Items from a data source =>
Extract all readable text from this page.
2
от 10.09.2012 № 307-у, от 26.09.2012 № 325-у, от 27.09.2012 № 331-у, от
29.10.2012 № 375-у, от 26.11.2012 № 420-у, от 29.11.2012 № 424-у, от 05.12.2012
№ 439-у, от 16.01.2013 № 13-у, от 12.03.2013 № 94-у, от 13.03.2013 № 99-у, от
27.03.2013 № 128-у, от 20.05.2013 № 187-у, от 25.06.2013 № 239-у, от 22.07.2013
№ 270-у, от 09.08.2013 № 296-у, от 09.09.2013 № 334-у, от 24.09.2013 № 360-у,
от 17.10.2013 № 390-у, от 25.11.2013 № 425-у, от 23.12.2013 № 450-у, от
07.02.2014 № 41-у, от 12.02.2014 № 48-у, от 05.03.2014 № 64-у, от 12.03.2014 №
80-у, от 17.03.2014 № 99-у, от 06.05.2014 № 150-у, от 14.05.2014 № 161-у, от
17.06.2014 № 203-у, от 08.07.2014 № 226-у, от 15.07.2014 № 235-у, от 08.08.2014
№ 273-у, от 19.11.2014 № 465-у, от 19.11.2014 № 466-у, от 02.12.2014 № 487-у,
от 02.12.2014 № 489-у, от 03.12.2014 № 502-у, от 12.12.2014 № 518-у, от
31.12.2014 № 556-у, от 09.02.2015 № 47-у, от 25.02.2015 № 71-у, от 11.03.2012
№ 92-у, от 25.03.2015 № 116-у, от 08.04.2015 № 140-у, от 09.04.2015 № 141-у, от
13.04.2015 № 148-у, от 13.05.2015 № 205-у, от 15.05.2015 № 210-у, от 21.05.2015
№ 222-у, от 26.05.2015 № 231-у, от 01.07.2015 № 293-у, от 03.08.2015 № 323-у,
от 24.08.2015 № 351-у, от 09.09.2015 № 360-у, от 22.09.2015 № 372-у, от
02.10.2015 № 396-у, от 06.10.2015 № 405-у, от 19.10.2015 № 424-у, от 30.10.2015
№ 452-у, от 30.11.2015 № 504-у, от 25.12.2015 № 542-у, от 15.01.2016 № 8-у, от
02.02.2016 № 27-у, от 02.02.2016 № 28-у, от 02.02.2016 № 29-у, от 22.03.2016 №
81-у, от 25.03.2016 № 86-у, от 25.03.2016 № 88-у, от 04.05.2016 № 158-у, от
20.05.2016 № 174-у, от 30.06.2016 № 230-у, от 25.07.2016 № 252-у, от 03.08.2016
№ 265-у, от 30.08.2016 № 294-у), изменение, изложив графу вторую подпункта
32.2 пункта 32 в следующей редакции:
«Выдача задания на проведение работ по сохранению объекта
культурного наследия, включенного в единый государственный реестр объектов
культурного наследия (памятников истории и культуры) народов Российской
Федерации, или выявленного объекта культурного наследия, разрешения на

Stated goal => Repeat the listing exactly, from its first line to its last.

Expected output =>
Extract all readable text from this page.
2
от 10.09.2012 № 307-у, от 26.09.2012 № 325-у, от 27.09.2012 № 331-у, от
29.10.2012 № 375-у, от 26.11.2012 № 420-у, от 29.11.2012 № 424-у, от 05.12.2012
№ 439-у, от 16.01.2013 № 13-у, от 12.03.2013 № 94-у, от 13.03.2013 № 99-у, от
27.03.2013 № 128-у, от 20.05.2013 № 187-у, от 25.06.2013 № 239-у, от 22.07.2013
№ 270-у, от 09.08.2013 № 296-у, от 09.09.2013 № 334-у, от 24.09.2013 № 360-у,
от 17.10.2013 № 390-у, от 25.11.2013 № 425-у, от 23.12.2013 № 450-у, от
07.02.2014 № 41-у, от 12.02.2014 № 48-у, от 05.03.2014 № 64-у, от 12.03.2014 №
80-у, от 17.03.2014 № 99-у, от 06.05.2014 № 150-у, от 14.05.2014 № 161-у, от
17.06.2014 № 203-у, от 08.07.2014 № 226-у, от 15.07.2014 № 235-у, от 08.08.2014
№ 273-у, от 19.11.2014 № 465-у, от 19.11.2014 № 466-у, от 02.12.2014 № 487-у,
от 02.12.2014 № 489-у, от 03.12.2014 № 502-у, от 12.12.2014 № 518-у, от
31.12.2014 № 556-у, от 09.02.2015 № 47-у, от 25.02.2015 № 71-у, от 11.03.2012
№ 92-у, от 25.03.2015 № 116-у, от 08.04.2015 № 140-у, от 09.04.2015 № 141-у, от
13.04.2015 № 148-у, от 13.05.2015 № 205-у, от 15.05.2015 № 210-у, от 21.05.2015
№ 222-у, от 26.05.2015 № 231-у, от 01.07.2015 № 293-у, от 03.08.2015 № 323-у,
от 24.08.2015 № 351-у, от 09.09.2015 № 360-у, от 22.09.2015 № 372-у, от
02.10.2015 № 396-у, от 06.10.2015 № 405-у, от 19.10.2015 № 424-у, от 30.10.2015
№ 452-у, от 30.11.2015 № 504-у, от 25.12.2015 № 542-у, от 15.01.2016 № 8-у, от
02.02.2016 № 27-у, от 02.02.2016 № 28-у, от 02.02.2016 № 29-у, от 22.03.2016 №
81-у, от 25.03.2016 № 86-у, от 25.03.2016 № 88-у, от 04.05.2016 № 158-у, от
20.05.2016 № 174-у, от 30.06.2016 № 230-у, от 25.07.2016 № 252-у, от 03.08.2016
№ 265-у, от 30.08.2016 № 294-у), изменение, изложив графу вторую подпункта
32.2 пункта 32 в следующей редакции:
«Выдача задания на проведение работ по сохранению объекта
культурного наследия, включенного в единый государственный реестр объектов
культурного наследия (памятников истории и культуры) народов Российской
Федерации, или выявленного объекта культурного наследия, разрешения на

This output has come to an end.